> _Task requirements_: Work out the number of lines in the records that include the word "قیمت"; reply with that number alone.

(Dataset rows about figures)
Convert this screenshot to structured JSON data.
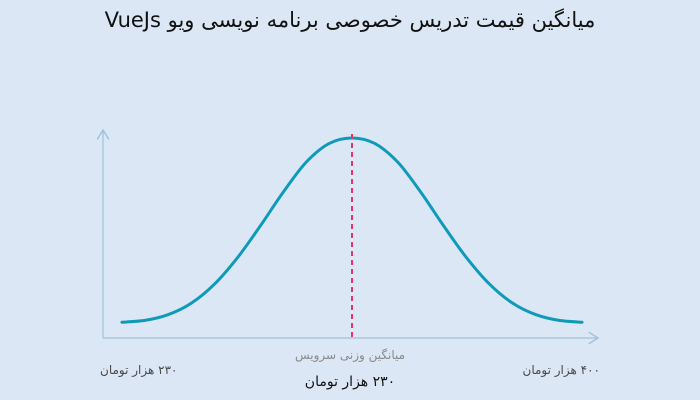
{
  "title": "میانگین قیمت تدریس خصوصی برنامه نویسی ویو VueJs",
  "chart_data": {
    "type": "line",
    "title": "میانگین قیمت تدریس خصوصی برنامه نویسی ویو VueJs",
    "xlabel": "",
    "ylabel": "",
    "grid": false,
    "legend": "none",
    "left_label": "۲۳۰ هزار تومان",
    "right_label": "۴۰۰ هزار تومان",
    "mean_label": "میانگین وزنی سرویس",
    "mean_value_label": "۲۳۰ هزار تومان",
    "mean_position": 0.5,
    "series": [
      {
        "x": [
          0,
          0.05,
          0.1,
          0.15,
          0.2,
          0.25,
          0.3,
          0.35,
          0.4,
          0.45,
          0.5,
          0.55,
          0.6,
          0.65,
          0.7,
          0.75,
          0.8,
          0.85,
          0.9,
          0.95,
          1
        ],
        "values": [
          0.02,
          0.03,
          0.06,
          0.12,
          0.22,
          0.36,
          0.53,
          0.71,
          0.87,
          0.97,
          1.0,
          0.97,
          0.87,
          0.71,
          0.53,
          0.36,
          0.22,
          0.12,
          0.06,
          0.03,
          0.02
        ]
      }
    ],
    "colors": {
      "curve": "#0e9ab8",
      "mean_line": "#e8336a",
      "axis": "#9fc3d6"
    }
  }
}
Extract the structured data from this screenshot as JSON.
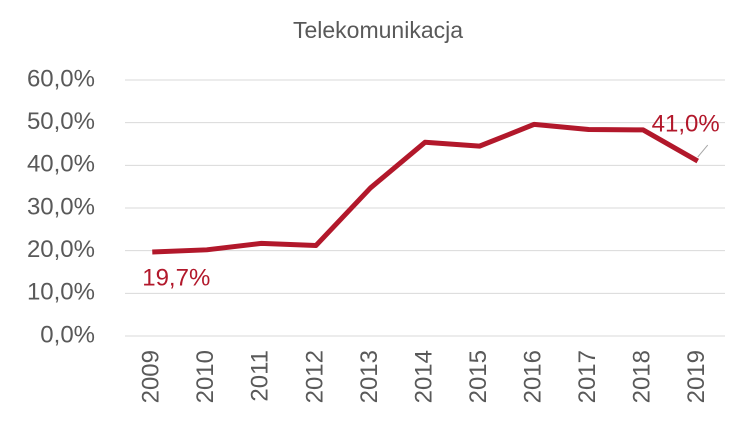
{
  "chart_data": {
    "type": "line",
    "title": "Telekomunikacja",
    "categories": [
      "2009",
      "2010",
      "2011",
      "2012",
      "2013",
      "2014",
      "2015",
      "2016",
      "2017",
      "2018",
      "2019"
    ],
    "series": [
      {
        "name": "Telekomunikacja",
        "color": "#b2182b",
        "values": [
          19.7,
          20.2,
          21.7,
          21.2,
          34.7,
          45.4,
          44.5,
          49.6,
          48.4,
          48.3,
          41.0
        ],
        "value_labels": [
          "19,7%",
          null,
          null,
          null,
          null,
          null,
          null,
          null,
          null,
          null,
          "41,0%"
        ]
      }
    ],
    "ylim": [
      0,
      60
    ],
    "yticks": [
      {
        "value": 0,
        "label": "0,0%"
      },
      {
        "value": 10,
        "label": "10,0%"
      },
      {
        "value": 20,
        "label": "20,0%"
      },
      {
        "value": 30,
        "label": "30,0%"
      },
      {
        "value": 40,
        "label": "40,0%"
      },
      {
        "value": 50,
        "label": "50,0%"
      },
      {
        "value": 60,
        "label": "60,0%"
      }
    ],
    "grid": true
  }
}
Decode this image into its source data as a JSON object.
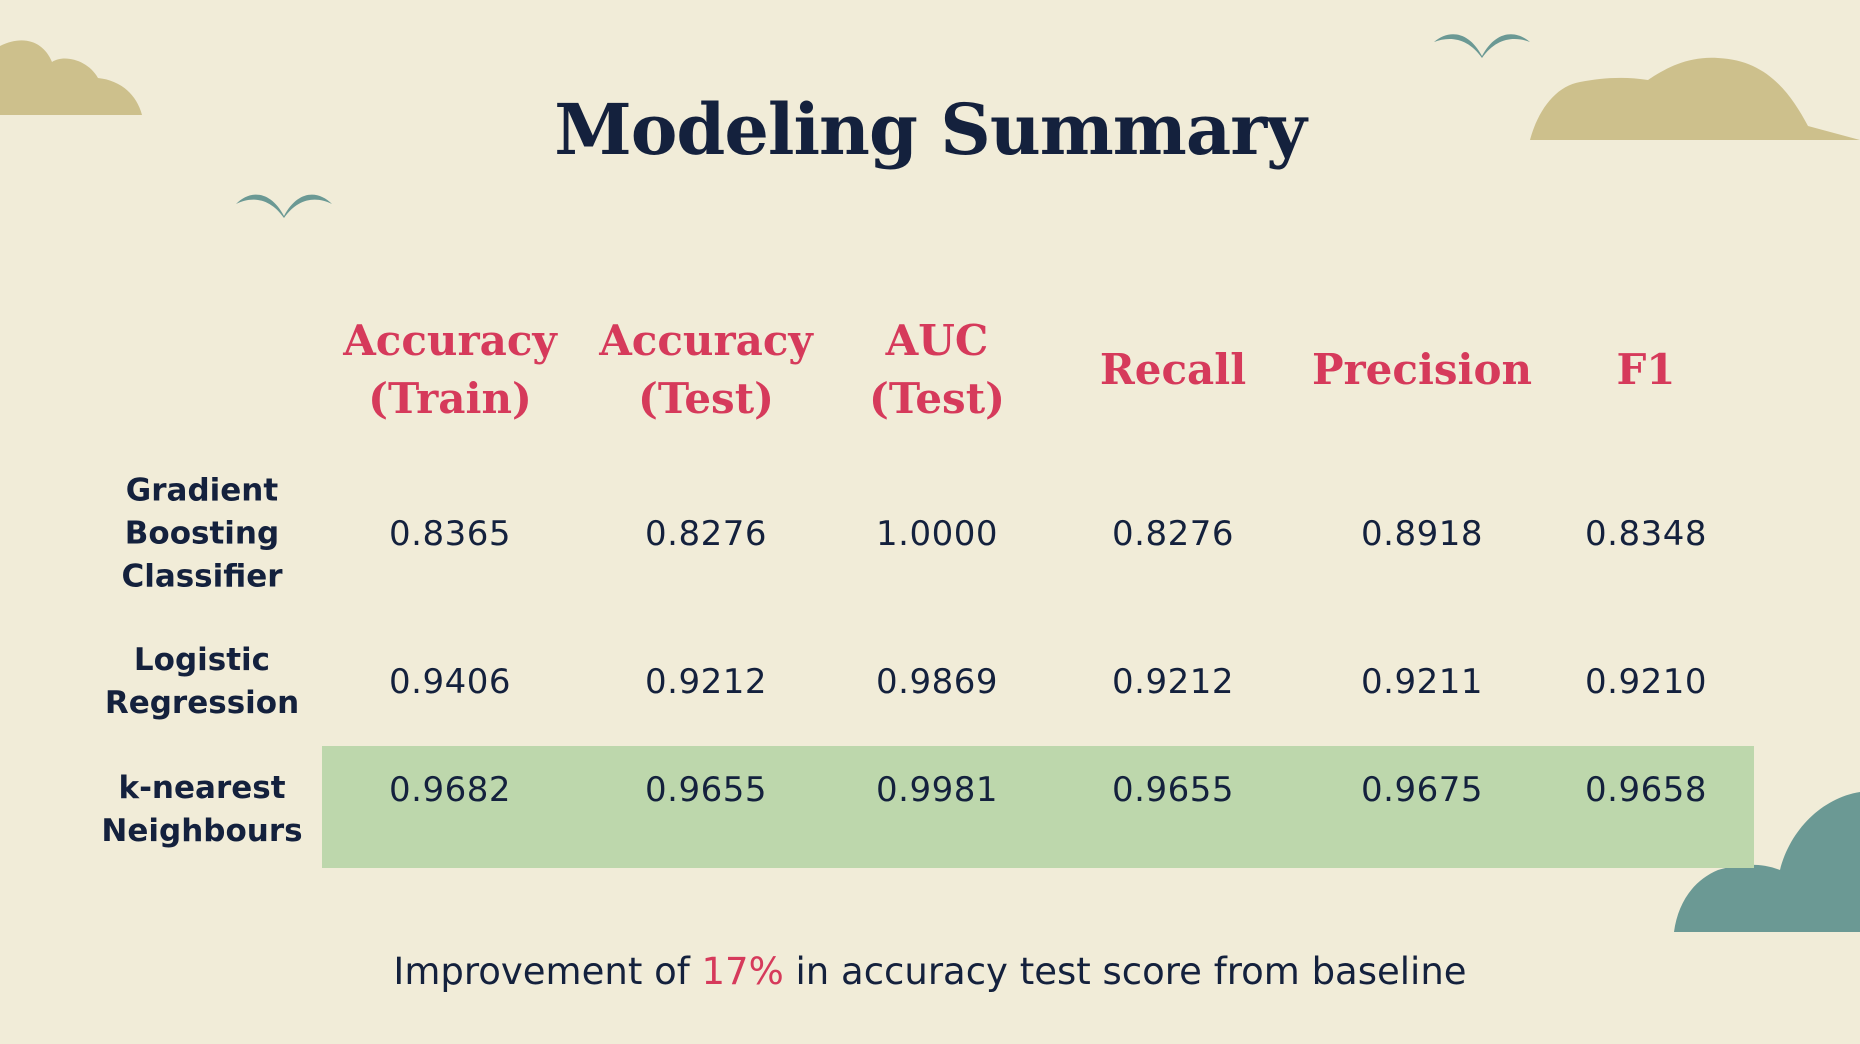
{
  "title": "Modeling Summary",
  "columns": [
    [
      "Accuracy",
      "(Train)"
    ],
    [
      "Accuracy",
      "(Test)"
    ],
    [
      "AUC",
      "(Test)"
    ],
    [
      "Recall"
    ],
    [
      "Precision"
    ],
    [
      "F1"
    ]
  ],
  "rows": [
    {
      "label": [
        "Gradient",
        "Boosting",
        "Classifier"
      ],
      "values": [
        "0.8365",
        "0.8276",
        "1.0000",
        "0.8276",
        "0.8918",
        "0.8348"
      ],
      "highlighted": false
    },
    {
      "label": [
        "Logistic",
        "Regression"
      ],
      "values": [
        "0.9406",
        "0.9212",
        "0.9869",
        "0.9212",
        "0.9211",
        "0.9210"
      ],
      "highlighted": false
    },
    {
      "label": [
        "k-nearest",
        "Neighbours"
      ],
      "values": [
        "0.9682",
        "0.9655",
        "0.9981",
        "0.9655",
        "0.9675",
        "0.9658"
      ],
      "highlighted": true
    }
  ],
  "footer": {
    "prefix": "Improvement of ",
    "highlight": "17%",
    "suffix": " in accuracy test score from baseline"
  },
  "colors": {
    "background": "#f1ecd8",
    "title": "#14213d",
    "header": "#d63a5b",
    "highlight_row": "#bdd7ac",
    "cloud_tan": "#cdc08c",
    "cloud_teal": "#6b9994",
    "bird": "#6b9994"
  }
}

> _Exercise result_: 2